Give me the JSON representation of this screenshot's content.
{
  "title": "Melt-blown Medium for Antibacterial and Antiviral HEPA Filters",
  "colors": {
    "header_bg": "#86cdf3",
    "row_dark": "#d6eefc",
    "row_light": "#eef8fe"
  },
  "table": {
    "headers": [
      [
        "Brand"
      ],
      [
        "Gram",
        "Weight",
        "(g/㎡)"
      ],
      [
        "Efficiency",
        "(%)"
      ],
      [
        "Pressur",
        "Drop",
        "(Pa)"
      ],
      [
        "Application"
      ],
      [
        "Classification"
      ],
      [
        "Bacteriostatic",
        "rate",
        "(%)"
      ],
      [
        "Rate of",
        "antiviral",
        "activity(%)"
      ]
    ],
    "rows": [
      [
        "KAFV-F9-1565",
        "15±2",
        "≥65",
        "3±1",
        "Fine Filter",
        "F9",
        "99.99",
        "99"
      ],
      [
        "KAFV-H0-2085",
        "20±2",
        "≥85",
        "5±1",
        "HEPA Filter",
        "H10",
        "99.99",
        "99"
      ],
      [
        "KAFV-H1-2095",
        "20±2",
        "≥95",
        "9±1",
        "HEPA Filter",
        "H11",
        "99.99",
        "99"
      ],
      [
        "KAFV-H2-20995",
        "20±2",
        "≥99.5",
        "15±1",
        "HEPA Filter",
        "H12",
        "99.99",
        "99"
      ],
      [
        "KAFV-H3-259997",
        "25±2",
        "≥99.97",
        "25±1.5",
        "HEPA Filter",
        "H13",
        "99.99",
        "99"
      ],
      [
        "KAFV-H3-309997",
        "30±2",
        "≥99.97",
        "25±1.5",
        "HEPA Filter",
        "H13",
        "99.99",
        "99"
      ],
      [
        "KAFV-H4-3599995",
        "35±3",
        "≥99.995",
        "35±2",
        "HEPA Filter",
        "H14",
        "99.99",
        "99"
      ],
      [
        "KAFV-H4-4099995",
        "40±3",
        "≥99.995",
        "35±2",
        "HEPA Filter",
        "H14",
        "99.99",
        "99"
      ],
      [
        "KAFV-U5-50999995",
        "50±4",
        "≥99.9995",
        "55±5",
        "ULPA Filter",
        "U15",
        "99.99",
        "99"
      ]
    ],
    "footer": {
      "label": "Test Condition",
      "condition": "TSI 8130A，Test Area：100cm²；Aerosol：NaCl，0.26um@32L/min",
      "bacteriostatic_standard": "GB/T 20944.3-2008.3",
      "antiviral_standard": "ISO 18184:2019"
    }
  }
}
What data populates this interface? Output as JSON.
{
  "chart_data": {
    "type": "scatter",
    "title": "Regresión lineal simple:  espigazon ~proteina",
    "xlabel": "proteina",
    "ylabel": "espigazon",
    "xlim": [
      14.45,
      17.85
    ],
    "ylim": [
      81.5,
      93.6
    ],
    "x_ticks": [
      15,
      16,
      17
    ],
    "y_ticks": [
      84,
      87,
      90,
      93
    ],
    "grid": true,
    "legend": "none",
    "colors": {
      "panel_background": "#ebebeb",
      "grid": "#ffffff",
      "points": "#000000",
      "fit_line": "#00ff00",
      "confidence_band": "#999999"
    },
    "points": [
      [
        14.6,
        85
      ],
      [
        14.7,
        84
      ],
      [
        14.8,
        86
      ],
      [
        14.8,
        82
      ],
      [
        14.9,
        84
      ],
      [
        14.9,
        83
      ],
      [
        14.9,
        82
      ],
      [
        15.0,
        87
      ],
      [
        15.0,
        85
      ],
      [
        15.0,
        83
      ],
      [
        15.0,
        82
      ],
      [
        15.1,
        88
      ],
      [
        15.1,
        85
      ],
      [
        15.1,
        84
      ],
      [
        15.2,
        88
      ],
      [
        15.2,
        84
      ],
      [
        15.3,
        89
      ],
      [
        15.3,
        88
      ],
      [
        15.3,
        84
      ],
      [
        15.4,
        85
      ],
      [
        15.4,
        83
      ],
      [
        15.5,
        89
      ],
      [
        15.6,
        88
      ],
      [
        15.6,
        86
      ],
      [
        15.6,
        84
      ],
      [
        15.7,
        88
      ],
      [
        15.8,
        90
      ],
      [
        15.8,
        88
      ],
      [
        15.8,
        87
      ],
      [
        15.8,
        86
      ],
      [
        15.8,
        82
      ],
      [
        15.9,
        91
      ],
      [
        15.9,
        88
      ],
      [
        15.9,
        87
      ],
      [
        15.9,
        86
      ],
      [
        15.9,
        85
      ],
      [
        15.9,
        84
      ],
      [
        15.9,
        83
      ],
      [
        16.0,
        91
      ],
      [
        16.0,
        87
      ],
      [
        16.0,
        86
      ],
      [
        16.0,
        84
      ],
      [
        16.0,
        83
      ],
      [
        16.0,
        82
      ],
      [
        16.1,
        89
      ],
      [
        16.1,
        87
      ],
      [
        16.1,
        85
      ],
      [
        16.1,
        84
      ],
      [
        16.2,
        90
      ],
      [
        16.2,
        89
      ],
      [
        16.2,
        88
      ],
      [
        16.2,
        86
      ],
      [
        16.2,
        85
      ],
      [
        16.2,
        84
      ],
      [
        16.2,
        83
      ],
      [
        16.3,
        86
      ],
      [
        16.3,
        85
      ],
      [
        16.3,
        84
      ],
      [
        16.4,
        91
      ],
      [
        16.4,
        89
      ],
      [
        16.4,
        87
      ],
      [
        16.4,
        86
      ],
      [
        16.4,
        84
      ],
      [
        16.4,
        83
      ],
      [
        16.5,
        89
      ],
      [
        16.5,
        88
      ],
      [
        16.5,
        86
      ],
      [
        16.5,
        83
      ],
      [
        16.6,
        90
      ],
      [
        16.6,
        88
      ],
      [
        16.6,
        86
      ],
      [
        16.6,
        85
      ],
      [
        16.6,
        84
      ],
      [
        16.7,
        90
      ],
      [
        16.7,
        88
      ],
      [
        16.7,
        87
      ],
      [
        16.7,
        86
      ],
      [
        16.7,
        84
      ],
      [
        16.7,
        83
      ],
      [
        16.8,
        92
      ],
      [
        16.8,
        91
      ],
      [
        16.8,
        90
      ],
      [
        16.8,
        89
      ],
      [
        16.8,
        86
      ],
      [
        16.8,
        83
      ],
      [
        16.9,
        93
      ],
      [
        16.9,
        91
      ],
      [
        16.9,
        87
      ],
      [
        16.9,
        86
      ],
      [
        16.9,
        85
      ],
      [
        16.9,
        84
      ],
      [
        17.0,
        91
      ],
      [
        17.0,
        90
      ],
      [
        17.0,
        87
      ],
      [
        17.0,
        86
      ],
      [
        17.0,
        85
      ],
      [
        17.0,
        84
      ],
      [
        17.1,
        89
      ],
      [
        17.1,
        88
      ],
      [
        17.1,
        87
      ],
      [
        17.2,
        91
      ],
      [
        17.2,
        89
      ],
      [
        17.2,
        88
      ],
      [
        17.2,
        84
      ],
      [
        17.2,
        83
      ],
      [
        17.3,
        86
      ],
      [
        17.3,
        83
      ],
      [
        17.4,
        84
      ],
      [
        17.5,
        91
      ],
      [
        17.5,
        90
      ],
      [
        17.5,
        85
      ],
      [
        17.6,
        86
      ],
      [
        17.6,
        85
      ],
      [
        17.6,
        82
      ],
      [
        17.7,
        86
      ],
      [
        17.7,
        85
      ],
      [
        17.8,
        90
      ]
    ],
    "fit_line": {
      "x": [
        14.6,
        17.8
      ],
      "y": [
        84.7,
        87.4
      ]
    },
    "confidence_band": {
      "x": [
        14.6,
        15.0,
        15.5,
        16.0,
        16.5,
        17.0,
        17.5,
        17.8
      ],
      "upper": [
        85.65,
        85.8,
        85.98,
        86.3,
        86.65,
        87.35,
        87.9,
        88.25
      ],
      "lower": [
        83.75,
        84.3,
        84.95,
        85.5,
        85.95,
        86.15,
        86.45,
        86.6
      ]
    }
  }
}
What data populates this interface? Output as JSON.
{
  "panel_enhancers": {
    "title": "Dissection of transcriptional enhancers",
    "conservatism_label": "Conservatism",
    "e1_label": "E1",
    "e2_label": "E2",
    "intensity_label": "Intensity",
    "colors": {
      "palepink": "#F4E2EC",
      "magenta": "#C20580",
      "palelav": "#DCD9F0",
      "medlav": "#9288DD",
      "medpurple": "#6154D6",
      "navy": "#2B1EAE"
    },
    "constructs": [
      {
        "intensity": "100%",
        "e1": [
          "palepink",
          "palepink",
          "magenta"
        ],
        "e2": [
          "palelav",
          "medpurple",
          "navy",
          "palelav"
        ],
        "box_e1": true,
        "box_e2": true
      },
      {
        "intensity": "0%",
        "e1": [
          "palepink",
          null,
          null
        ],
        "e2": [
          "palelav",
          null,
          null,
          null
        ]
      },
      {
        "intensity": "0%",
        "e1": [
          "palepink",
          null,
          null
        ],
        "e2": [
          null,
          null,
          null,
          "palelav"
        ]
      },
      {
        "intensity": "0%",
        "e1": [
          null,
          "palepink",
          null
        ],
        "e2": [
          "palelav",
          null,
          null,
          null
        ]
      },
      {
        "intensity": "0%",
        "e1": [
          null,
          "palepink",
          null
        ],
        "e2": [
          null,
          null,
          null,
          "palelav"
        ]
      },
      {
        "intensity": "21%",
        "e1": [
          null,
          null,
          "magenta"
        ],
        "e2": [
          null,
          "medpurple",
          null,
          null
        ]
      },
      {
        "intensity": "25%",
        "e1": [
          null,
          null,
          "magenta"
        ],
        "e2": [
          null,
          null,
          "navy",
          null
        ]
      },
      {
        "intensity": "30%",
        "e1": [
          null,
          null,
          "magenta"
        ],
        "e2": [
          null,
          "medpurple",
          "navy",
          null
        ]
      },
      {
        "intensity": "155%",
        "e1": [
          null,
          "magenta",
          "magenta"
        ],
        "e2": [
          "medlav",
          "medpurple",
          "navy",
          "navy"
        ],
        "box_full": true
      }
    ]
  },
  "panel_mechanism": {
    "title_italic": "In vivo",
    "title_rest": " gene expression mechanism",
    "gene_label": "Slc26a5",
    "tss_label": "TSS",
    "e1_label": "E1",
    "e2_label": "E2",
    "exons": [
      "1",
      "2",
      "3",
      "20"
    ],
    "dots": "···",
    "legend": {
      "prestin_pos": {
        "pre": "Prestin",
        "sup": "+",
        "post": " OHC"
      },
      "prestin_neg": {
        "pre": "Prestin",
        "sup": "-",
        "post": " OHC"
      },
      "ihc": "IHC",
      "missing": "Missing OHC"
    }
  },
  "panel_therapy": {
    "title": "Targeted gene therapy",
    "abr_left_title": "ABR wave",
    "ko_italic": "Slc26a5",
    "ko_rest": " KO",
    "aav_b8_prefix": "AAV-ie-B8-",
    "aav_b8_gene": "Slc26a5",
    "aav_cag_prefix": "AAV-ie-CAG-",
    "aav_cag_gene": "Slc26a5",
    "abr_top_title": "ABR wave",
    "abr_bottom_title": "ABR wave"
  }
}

**EXERCISE AIM**
Look over the records above, and wherever a line contains the string "Test", copy that line.

**ANSWER TO THIS PROBLEM**
      "label": "Test Condition",
      "condition": "TSI 8130A，Test Area：100cm²；Aerosol：NaCl，0.26um@32L/min",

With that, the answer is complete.